(A block of data)
⟨

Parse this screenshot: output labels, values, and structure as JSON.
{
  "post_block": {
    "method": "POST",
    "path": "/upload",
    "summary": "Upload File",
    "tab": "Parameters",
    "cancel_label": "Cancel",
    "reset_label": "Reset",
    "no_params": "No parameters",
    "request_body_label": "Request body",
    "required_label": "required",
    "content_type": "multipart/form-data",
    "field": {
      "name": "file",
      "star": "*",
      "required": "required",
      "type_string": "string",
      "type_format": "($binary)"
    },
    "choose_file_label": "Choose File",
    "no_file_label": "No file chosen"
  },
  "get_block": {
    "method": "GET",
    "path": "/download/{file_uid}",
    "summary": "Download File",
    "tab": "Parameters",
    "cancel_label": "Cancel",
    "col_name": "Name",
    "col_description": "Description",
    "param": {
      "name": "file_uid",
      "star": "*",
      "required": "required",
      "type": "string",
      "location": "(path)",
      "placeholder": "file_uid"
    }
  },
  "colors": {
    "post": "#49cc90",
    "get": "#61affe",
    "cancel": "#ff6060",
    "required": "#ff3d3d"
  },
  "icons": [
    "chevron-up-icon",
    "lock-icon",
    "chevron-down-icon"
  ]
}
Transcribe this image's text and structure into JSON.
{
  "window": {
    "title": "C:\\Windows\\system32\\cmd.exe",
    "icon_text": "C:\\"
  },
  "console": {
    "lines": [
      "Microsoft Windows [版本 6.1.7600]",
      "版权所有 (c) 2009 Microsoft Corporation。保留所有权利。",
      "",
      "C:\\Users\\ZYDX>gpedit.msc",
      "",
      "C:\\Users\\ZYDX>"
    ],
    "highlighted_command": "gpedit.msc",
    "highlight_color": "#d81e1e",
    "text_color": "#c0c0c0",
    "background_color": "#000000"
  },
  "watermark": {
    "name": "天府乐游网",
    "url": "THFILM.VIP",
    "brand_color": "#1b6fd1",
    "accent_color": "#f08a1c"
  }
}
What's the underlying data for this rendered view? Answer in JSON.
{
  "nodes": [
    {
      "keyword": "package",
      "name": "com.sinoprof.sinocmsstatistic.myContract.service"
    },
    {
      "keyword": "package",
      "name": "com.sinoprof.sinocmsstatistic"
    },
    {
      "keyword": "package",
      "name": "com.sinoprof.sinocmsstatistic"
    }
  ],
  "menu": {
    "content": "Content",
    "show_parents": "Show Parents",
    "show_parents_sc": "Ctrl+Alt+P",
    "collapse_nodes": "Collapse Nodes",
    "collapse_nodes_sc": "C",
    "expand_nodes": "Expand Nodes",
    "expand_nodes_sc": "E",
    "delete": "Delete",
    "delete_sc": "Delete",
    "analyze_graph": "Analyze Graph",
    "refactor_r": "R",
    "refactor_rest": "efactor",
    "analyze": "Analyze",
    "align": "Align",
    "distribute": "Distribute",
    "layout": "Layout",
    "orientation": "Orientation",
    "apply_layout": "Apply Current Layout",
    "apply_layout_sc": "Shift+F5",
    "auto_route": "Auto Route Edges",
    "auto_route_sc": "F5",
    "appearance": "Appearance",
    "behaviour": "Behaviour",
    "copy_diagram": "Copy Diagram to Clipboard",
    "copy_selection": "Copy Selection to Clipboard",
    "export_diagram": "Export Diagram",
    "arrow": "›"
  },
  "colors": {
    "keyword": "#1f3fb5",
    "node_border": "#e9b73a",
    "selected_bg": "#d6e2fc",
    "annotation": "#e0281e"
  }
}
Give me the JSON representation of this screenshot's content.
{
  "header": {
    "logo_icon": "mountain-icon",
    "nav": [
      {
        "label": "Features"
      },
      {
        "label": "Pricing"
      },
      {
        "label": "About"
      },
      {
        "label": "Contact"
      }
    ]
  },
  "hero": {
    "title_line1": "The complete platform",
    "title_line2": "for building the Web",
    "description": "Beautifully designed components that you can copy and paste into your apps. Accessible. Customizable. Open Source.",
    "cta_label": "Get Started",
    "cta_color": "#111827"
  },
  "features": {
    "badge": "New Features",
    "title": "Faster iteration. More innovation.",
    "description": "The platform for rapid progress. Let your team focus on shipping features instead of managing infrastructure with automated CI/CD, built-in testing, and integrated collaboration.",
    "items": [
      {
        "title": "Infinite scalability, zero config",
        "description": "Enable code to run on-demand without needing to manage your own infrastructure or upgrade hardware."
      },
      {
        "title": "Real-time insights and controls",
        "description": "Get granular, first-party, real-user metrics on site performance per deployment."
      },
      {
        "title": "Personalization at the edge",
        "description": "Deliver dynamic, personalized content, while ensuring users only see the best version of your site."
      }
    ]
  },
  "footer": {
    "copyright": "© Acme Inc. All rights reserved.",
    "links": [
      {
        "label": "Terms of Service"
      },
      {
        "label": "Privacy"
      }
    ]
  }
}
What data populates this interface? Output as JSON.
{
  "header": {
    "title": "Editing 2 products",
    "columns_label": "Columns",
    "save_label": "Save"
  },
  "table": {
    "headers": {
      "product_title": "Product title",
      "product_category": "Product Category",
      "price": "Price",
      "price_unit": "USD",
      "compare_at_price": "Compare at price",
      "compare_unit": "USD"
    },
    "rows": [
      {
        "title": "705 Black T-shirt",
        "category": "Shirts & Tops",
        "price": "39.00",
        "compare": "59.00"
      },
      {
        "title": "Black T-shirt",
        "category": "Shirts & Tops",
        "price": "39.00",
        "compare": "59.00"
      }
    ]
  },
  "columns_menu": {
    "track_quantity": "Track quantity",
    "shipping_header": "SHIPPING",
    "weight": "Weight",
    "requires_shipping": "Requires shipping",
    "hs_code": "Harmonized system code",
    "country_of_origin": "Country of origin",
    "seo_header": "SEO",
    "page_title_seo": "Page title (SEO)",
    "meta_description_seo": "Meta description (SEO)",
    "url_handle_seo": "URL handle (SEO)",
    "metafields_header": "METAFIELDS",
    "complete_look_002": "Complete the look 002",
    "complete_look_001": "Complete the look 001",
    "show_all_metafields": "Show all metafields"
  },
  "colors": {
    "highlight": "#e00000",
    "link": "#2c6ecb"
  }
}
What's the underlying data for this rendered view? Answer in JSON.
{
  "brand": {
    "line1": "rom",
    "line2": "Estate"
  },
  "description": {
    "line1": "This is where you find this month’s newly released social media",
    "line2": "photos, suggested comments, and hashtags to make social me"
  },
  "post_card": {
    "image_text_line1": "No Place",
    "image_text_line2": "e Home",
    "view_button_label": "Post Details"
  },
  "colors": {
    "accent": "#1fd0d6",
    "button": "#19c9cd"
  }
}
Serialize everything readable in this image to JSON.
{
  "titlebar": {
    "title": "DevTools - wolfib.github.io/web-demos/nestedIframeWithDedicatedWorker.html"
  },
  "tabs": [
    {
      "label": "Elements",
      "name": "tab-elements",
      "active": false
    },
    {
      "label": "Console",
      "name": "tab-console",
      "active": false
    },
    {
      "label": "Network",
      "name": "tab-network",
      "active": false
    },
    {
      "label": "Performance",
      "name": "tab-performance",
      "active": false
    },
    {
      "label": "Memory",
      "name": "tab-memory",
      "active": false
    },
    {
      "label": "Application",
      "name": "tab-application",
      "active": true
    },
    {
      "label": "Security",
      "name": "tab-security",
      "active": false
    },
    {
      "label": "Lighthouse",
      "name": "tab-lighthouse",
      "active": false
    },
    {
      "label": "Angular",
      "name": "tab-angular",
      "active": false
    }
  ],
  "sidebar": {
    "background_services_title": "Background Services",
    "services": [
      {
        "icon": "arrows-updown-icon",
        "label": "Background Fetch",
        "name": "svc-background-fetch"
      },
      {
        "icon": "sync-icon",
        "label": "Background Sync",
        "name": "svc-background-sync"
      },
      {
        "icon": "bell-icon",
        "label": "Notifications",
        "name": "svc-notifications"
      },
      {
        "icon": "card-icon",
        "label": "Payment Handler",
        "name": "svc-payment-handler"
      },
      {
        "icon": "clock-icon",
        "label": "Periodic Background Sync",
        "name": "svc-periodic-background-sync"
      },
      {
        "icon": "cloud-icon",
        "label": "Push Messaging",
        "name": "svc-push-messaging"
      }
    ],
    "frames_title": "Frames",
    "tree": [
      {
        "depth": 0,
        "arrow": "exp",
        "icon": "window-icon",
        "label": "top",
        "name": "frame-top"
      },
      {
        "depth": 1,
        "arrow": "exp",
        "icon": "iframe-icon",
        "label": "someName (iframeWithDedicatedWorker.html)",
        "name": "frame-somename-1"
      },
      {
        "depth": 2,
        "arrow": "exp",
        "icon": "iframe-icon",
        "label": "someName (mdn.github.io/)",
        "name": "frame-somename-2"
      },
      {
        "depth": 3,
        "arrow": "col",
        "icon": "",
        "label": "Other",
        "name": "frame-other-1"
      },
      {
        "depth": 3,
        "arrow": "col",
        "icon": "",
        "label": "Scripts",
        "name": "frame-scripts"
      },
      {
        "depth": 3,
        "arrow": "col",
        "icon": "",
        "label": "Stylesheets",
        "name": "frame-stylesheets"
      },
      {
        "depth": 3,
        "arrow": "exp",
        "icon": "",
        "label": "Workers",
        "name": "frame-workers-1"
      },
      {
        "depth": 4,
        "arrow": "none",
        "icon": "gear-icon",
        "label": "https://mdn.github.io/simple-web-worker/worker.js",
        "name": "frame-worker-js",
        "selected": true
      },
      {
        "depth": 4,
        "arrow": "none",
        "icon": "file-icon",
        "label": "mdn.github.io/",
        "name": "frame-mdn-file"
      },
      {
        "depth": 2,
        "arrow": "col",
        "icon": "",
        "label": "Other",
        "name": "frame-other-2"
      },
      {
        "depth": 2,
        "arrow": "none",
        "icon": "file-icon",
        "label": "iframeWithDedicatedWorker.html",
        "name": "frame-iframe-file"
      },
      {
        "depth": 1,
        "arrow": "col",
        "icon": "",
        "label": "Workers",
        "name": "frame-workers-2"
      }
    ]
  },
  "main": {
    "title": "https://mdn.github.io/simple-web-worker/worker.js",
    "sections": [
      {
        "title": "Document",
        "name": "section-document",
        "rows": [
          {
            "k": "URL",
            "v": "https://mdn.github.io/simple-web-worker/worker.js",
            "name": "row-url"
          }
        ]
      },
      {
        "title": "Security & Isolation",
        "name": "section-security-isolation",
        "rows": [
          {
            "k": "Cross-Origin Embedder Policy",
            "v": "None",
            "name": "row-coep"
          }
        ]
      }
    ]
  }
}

⟩

- Set exercise -
Pick out every line above that holds the word "look" and copy it.

- Exercise output -
    "complete_look_002": "Complete the look 002",
    "complete_look_001": "Complete the look 001",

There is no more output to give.